- **Provided records**

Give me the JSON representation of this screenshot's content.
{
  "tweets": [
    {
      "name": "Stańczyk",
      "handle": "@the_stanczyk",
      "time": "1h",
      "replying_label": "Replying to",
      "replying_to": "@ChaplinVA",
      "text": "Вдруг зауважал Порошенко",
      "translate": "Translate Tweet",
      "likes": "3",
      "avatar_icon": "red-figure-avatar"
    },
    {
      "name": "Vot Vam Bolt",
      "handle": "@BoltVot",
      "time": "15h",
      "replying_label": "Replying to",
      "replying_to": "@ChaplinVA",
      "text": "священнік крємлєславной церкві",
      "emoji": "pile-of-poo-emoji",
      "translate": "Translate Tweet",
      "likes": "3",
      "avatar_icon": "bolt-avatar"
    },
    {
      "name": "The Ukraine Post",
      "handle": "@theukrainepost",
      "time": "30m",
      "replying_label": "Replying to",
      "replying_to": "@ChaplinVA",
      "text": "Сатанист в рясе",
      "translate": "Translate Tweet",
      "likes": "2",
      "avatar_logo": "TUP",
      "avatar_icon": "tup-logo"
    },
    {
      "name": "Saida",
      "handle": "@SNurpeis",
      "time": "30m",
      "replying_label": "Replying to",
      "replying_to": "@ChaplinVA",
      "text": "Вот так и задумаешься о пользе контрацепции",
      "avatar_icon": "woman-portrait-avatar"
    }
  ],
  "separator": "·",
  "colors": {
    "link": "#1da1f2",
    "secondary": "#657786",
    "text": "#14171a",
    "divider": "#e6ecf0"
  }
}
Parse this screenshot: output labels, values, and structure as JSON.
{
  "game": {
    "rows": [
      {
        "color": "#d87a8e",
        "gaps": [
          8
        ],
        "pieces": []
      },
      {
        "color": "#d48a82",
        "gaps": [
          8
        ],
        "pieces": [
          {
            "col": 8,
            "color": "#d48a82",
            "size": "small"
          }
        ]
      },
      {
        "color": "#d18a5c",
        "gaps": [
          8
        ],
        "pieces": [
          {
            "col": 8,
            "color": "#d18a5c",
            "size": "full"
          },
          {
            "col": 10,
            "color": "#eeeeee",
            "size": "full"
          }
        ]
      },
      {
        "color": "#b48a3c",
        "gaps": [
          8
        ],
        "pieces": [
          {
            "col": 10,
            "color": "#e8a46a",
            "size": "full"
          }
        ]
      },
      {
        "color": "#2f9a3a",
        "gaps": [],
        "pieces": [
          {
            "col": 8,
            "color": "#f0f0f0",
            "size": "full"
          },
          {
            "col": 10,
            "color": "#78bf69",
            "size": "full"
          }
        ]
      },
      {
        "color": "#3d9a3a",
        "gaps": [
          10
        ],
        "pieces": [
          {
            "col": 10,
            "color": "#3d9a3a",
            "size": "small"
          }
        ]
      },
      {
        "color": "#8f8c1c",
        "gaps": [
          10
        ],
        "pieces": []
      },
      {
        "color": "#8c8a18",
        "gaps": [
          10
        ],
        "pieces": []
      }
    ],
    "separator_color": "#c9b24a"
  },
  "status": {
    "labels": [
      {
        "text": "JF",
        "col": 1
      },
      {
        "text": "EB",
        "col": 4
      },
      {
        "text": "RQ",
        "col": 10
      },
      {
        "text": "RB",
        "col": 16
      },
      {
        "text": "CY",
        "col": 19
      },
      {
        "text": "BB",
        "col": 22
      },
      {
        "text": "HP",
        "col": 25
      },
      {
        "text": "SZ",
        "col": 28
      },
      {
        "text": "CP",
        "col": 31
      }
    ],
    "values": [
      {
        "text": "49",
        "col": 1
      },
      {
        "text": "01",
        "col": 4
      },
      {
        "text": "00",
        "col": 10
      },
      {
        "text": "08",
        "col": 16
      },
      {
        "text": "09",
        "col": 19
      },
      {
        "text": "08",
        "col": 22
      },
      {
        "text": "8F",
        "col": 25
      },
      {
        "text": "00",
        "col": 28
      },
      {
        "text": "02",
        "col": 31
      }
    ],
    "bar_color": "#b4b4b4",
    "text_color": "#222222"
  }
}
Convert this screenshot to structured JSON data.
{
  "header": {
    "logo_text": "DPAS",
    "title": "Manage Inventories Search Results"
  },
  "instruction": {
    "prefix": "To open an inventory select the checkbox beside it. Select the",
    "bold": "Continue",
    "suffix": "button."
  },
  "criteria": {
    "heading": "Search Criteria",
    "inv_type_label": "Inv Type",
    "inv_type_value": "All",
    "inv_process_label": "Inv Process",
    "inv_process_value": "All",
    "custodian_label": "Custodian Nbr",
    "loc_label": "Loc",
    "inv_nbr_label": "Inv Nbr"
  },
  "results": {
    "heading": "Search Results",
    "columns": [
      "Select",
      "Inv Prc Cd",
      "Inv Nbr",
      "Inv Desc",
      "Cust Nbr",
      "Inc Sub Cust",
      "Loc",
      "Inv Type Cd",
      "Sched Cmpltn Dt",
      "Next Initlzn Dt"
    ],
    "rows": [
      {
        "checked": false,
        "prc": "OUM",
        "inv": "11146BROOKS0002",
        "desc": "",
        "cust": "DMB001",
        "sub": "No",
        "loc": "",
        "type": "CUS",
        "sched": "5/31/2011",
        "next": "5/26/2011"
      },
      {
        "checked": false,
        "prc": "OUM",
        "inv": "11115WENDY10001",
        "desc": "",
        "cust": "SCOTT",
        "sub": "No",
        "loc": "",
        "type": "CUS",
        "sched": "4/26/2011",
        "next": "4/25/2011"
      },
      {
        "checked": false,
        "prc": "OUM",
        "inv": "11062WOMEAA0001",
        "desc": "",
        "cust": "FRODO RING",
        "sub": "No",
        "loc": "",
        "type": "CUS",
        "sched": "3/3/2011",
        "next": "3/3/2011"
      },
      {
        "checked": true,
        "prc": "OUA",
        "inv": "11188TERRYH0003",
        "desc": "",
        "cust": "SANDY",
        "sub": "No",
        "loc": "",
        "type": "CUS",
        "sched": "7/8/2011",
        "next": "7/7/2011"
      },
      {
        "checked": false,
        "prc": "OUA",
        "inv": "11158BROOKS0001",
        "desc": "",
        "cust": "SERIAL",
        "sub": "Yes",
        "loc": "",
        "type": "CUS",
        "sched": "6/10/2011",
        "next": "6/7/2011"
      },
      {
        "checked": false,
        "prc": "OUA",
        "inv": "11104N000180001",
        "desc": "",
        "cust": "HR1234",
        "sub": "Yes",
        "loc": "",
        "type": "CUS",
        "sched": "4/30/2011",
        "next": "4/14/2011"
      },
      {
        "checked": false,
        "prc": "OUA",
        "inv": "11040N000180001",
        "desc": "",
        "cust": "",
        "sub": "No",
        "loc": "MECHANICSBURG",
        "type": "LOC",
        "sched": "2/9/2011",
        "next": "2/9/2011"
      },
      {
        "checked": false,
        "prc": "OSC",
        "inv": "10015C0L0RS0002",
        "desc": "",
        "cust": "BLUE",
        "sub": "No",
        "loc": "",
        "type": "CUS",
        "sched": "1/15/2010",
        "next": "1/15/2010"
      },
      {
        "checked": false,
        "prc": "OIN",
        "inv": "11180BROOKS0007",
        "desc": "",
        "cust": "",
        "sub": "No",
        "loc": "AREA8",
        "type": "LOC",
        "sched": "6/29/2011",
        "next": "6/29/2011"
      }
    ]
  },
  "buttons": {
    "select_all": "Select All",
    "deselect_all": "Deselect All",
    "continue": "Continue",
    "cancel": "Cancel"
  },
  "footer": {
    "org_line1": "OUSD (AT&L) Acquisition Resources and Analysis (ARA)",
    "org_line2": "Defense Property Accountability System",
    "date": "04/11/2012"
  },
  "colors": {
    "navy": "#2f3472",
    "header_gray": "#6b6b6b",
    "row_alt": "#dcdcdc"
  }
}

- **Exercise aim**
Lines of the material that contain the word "labels" are to be gathered.

- **Task output**
Parse this screenshot: output labels, values, and structure as JSON.
    "labels": [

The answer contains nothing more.